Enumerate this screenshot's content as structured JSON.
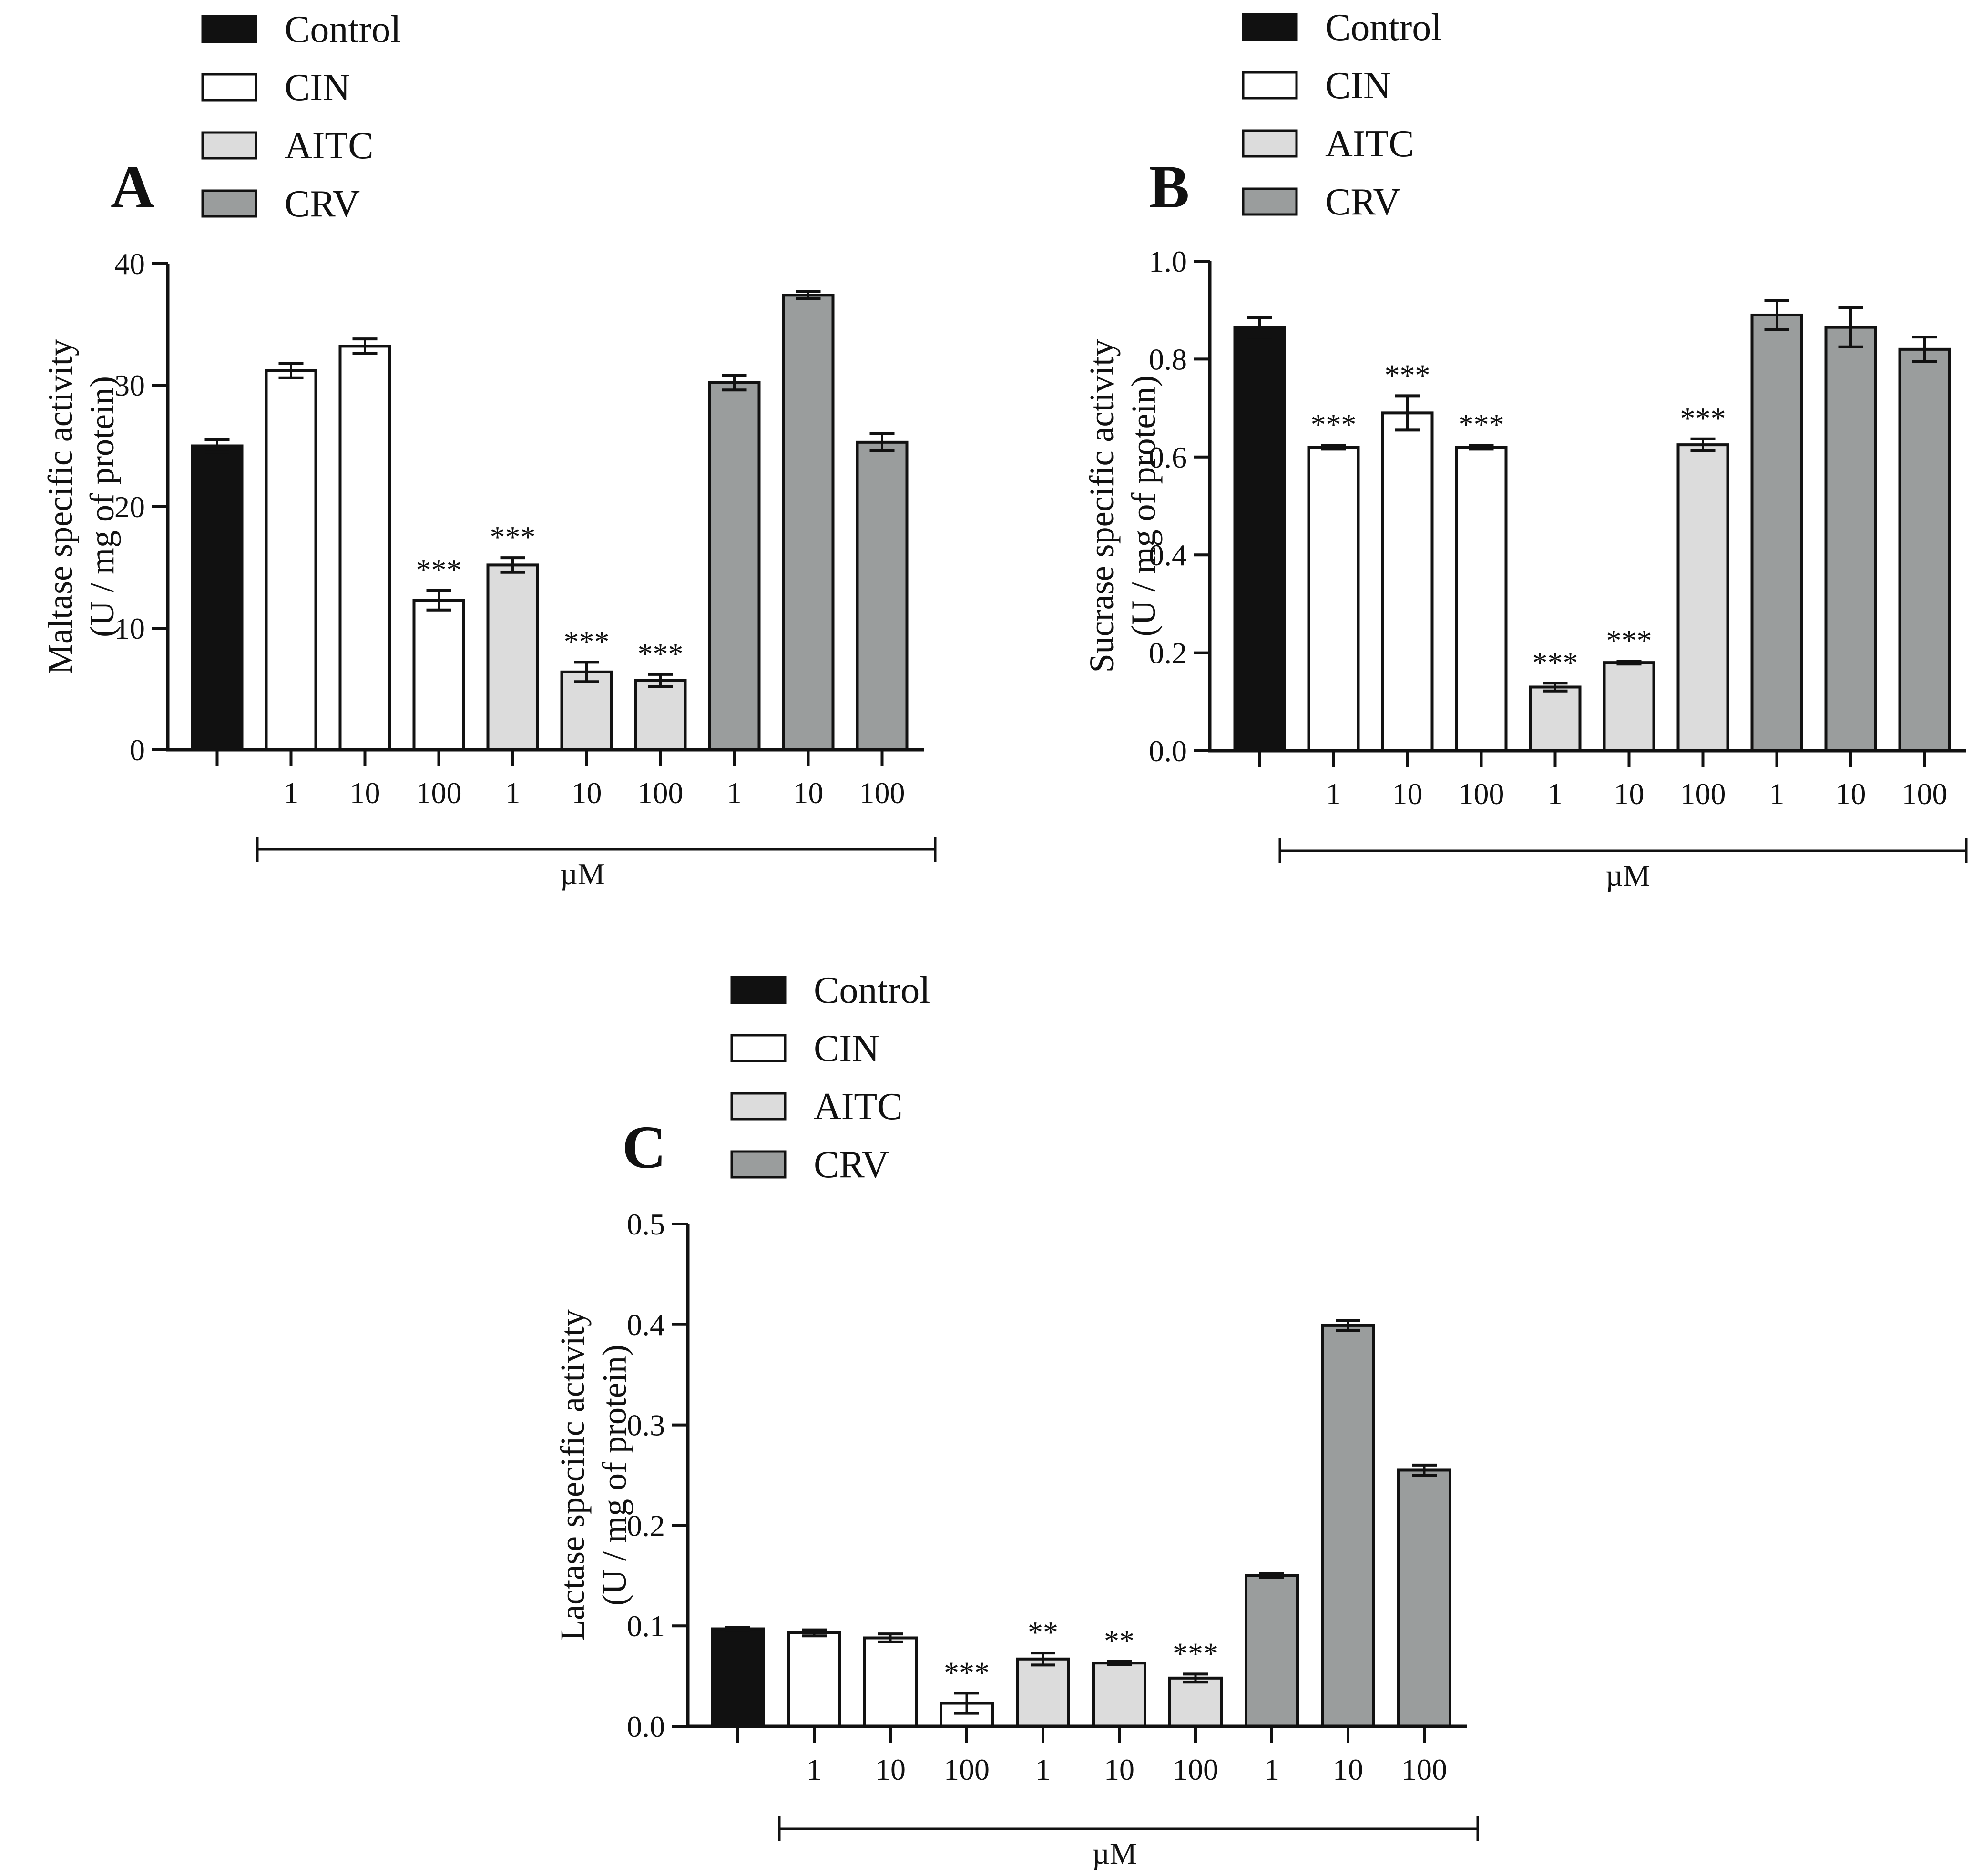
{
  "palette": {
    "Control": "#111111",
    "CIN": "#ffffff",
    "AITC": "#dcdcdc",
    "CRV": "#9a9d9d"
  },
  "chart_data": [
    {
      "type": "bar",
      "panel": "A",
      "ylabel_line1": "Maltase specific activity",
      "ylabel_line2": "(U / mg of protein)",
      "ylim": [
        0,
        40
      ],
      "yticks": [
        "0",
        "10",
        "20",
        "30",
        "40"
      ],
      "unit_label": "µM",
      "legend": [
        "Control",
        "CIN",
        "AITC",
        "CRV"
      ],
      "bars": [
        {
          "group": "Control",
          "label": "",
          "value": 25.0,
          "err": 0.5,
          "sig": ""
        },
        {
          "group": "CIN",
          "label": "1",
          "value": 31.2,
          "err": 0.6,
          "sig": ""
        },
        {
          "group": "CIN",
          "label": "10",
          "value": 33.2,
          "err": 0.6,
          "sig": ""
        },
        {
          "group": "CIN",
          "label": "100",
          "value": 12.3,
          "err": 0.8,
          "sig": "***"
        },
        {
          "group": "AITC",
          "label": "1",
          "value": 15.2,
          "err": 0.6,
          "sig": "***"
        },
        {
          "group": "AITC",
          "label": "10",
          "value": 6.4,
          "err": 0.8,
          "sig": "***"
        },
        {
          "group": "AITC",
          "label": "100",
          "value": 5.7,
          "err": 0.5,
          "sig": "***"
        },
        {
          "group": "CRV",
          "label": "1",
          "value": 30.2,
          "err": 0.6,
          "sig": ""
        },
        {
          "group": "CRV",
          "label": "10",
          "value": 37.4,
          "err": 0.3,
          "sig": ""
        },
        {
          "group": "CRV",
          "label": "100",
          "value": 25.3,
          "err": 0.7,
          "sig": ""
        }
      ]
    },
    {
      "type": "bar",
      "panel": "B",
      "ylabel_line1": "Sucrase specific activity",
      "ylabel_line2": "(U / mg of protein)",
      "ylim": [
        0,
        1.0
      ],
      "yticks": [
        "0.0",
        "0.2",
        "0.4",
        "0.6",
        "0.8",
        "1.0"
      ],
      "unit_label": "µM",
      "legend": [
        "Control",
        "CIN",
        "AITC",
        "CRV"
      ],
      "bars": [
        {
          "group": "Control",
          "label": "",
          "value": 0.865,
          "err": 0.02,
          "sig": ""
        },
        {
          "group": "CIN",
          "label": "1",
          "value": 0.62,
          "err": 0.004,
          "sig": "***"
        },
        {
          "group": "CIN",
          "label": "10",
          "value": 0.69,
          "err": 0.035,
          "sig": "***"
        },
        {
          "group": "CIN",
          "label": "100",
          "value": 0.62,
          "err": 0.004,
          "sig": "***"
        },
        {
          "group": "AITC",
          "label": "1",
          "value": 0.13,
          "err": 0.008,
          "sig": "***"
        },
        {
          "group": "AITC",
          "label": "10",
          "value": 0.18,
          "err": 0.003,
          "sig": "***"
        },
        {
          "group": "AITC",
          "label": "100",
          "value": 0.625,
          "err": 0.012,
          "sig": "***"
        },
        {
          "group": "CRV",
          "label": "1",
          "value": 0.89,
          "err": 0.03,
          "sig": ""
        },
        {
          "group": "CRV",
          "label": "10",
          "value": 0.865,
          "err": 0.04,
          "sig": ""
        },
        {
          "group": "CRV",
          "label": "100",
          "value": 0.82,
          "err": 0.025,
          "sig": ""
        }
      ]
    },
    {
      "type": "bar",
      "panel": "C",
      "ylabel_line1": "Lactase specific  activity",
      "ylabel_line2": "(U / mg of protein)",
      "ylim": [
        0,
        0.5
      ],
      "yticks": [
        "0.0",
        "0.1",
        "0.2",
        "0.3",
        "0.4",
        "0.5"
      ],
      "unit_label": "µM",
      "legend": [
        "Control",
        "CIN",
        "AITC",
        "CRV"
      ],
      "bars": [
        {
          "group": "Control",
          "label": "",
          "value": 0.097,
          "err": 0.0015,
          "sig": ""
        },
        {
          "group": "CIN",
          "label": "1",
          "value": 0.093,
          "err": 0.003,
          "sig": ""
        },
        {
          "group": "CIN",
          "label": "10",
          "value": 0.088,
          "err": 0.004,
          "sig": ""
        },
        {
          "group": "CIN",
          "label": "100",
          "value": 0.023,
          "err": 0.01,
          "sig": "***"
        },
        {
          "group": "AITC",
          "label": "1",
          "value": 0.067,
          "err": 0.006,
          "sig": "**"
        },
        {
          "group": "AITC",
          "label": "10",
          "value": 0.063,
          "err": 0.0015,
          "sig": "**"
        },
        {
          "group": "AITC",
          "label": "100",
          "value": 0.048,
          "err": 0.004,
          "sig": "***"
        },
        {
          "group": "CRV",
          "label": "1",
          "value": 0.15,
          "err": 0.002,
          "sig": ""
        },
        {
          "group": "CRV",
          "label": "10",
          "value": 0.399,
          "err": 0.005,
          "sig": ""
        },
        {
          "group": "CRV",
          "label": "100",
          "value": 0.255,
          "err": 0.005,
          "sig": ""
        }
      ]
    }
  ]
}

+ + +

Try it:
Render all entries verbatim, excluding any pictures they hold.

Solution below:
Enumerate this screenshot's content as structured JSON.
{
  "palette": {
    "Control": "#111111",
    "CIN": "#ffffff",
    "AITC": "#dcdcdc",
    "CRV": "#9a9d9d"
  },
  "chart_data": [
    {
      "type": "bar",
      "panel": "A",
      "ylabel_line1": "Maltase specific activity",
      "ylabel_line2": "(U / mg of protein)",
      "ylim": [
        0,
        40
      ],
      "yticks": [
        "0",
        "10",
        "20",
        "30",
        "40"
      ],
      "unit_label": "µM",
      "legend": [
        "Control",
        "CIN",
        "AITC",
        "CRV"
      ],
      "bars": [
        {
          "group": "Control",
          "label": "",
          "value": 25.0,
          "err": 0.5,
          "sig": ""
        },
        {
          "group": "CIN",
          "label": "1",
          "value": 31.2,
          "err": 0.6,
          "sig": ""
        },
        {
          "group": "CIN",
          "label": "10",
          "value": 33.2,
          "err": 0.6,
          "sig": ""
        },
        {
          "group": "CIN",
          "label": "100",
          "value": 12.3,
          "err": 0.8,
          "sig": "***"
        },
        {
          "group": "AITC",
          "label": "1",
          "value": 15.2,
          "err": 0.6,
          "sig": "***"
        },
        {
          "group": "AITC",
          "label": "10",
          "value": 6.4,
          "err": 0.8,
          "sig": "***"
        },
        {
          "group": "AITC",
          "label": "100",
          "value": 5.7,
          "err": 0.5,
          "sig": "***"
        },
        {
          "group": "CRV",
          "label": "1",
          "value": 30.2,
          "err": 0.6,
          "sig": ""
        },
        {
          "group": "CRV",
          "label": "10",
          "value": 37.4,
          "err": 0.3,
          "sig": ""
        },
        {
          "group": "CRV",
          "label": "100",
          "value": 25.3,
          "err": 0.7,
          "sig": ""
        }
      ]
    },
    {
      "type": "bar",
      "panel": "B",
      "ylabel_line1": "Sucrase specific activity",
      "ylabel_line2": "(U / mg of protein)",
      "ylim": [
        0,
        1.0
      ],
      "yticks": [
        "0.0",
        "0.2",
        "0.4",
        "0.6",
        "0.8",
        "1.0"
      ],
      "unit_label": "µM",
      "legend": [
        "Control",
        "CIN",
        "AITC",
        "CRV"
      ],
      "bars": [
        {
          "group": "Control",
          "label": "",
          "value": 0.865,
          "err": 0.02,
          "sig": ""
        },
        {
          "group": "CIN",
          "label": "1",
          "value": 0.62,
          "err": 0.004,
          "sig": "***"
        },
        {
          "group": "CIN",
          "label": "10",
          "value": 0.69,
          "err": 0.035,
          "sig": "***"
        },
        {
          "group": "CIN",
          "label": "100",
          "value": 0.62,
          "err": 0.004,
          "sig": "***"
        },
        {
          "group": "AITC",
          "label": "1",
          "value": 0.13,
          "err": 0.008,
          "sig": "***"
        },
        {
          "group": "AITC",
          "label": "10",
          "value": 0.18,
          "err": 0.003,
          "sig": "***"
        },
        {
          "group": "AITC",
          "label": "100",
          "value": 0.625,
          "err": 0.012,
          "sig": "***"
        },
        {
          "group": "CRV",
          "label": "1",
          "value": 0.89,
          "err": 0.03,
          "sig": ""
        },
        {
          "group": "CRV",
          "label": "10",
          "value": 0.865,
          "err": 0.04,
          "sig": ""
        },
        {
          "group": "CRV",
          "label": "100",
          "value": 0.82,
          "err": 0.025,
          "sig": ""
        }
      ]
    },
    {
      "type": "bar",
      "panel": "C",
      "ylabel_line1": "Lactase specific  activity",
      "ylabel_line2": "(U / mg of protein)",
      "ylim": [
        0,
        0.5
      ],
      "yticks": [
        "0.0",
        "0.1",
        "0.2",
        "0.3",
        "0.4",
        "0.5"
      ],
      "unit_label": "µM",
      "legend": [
        "Control",
        "CIN",
        "AITC",
        "CRV"
      ],
      "bars": [
        {
          "group": "Control",
          "label": "",
          "value": 0.097,
          "err": 0.0015,
          "sig": ""
        },
        {
          "group": "CIN",
          "label": "1",
          "value": 0.093,
          "err": 0.003,
          "sig": ""
        },
        {
          "group": "CIN",
          "label": "10",
          "value": 0.088,
          "err": 0.004,
          "sig": ""
        },
        {
          "group": "CIN",
          "label": "100",
          "value": 0.023,
          "err": 0.01,
          "sig": "***"
        },
        {
          "group": "AITC",
          "label": "1",
          "value": 0.067,
          "err": 0.006,
          "sig": "**"
        },
        {
          "group": "AITC",
          "label": "10",
          "value": 0.063,
          "err": 0.0015,
          "sig": "**"
        },
        {
          "group": "AITC",
          "label": "100",
          "value": 0.048,
          "err": 0.004,
          "sig": "***"
        },
        {
          "group": "CRV",
          "label": "1",
          "value": 0.15,
          "err": 0.002,
          "sig": ""
        },
        {
          "group": "CRV",
          "label": "10",
          "value": 0.399,
          "err": 0.005,
          "sig": ""
        },
        {
          "group": "CRV",
          "label": "100",
          "value": 0.255,
          "err": 0.005,
          "sig": ""
        }
      ]
    }
  ]
}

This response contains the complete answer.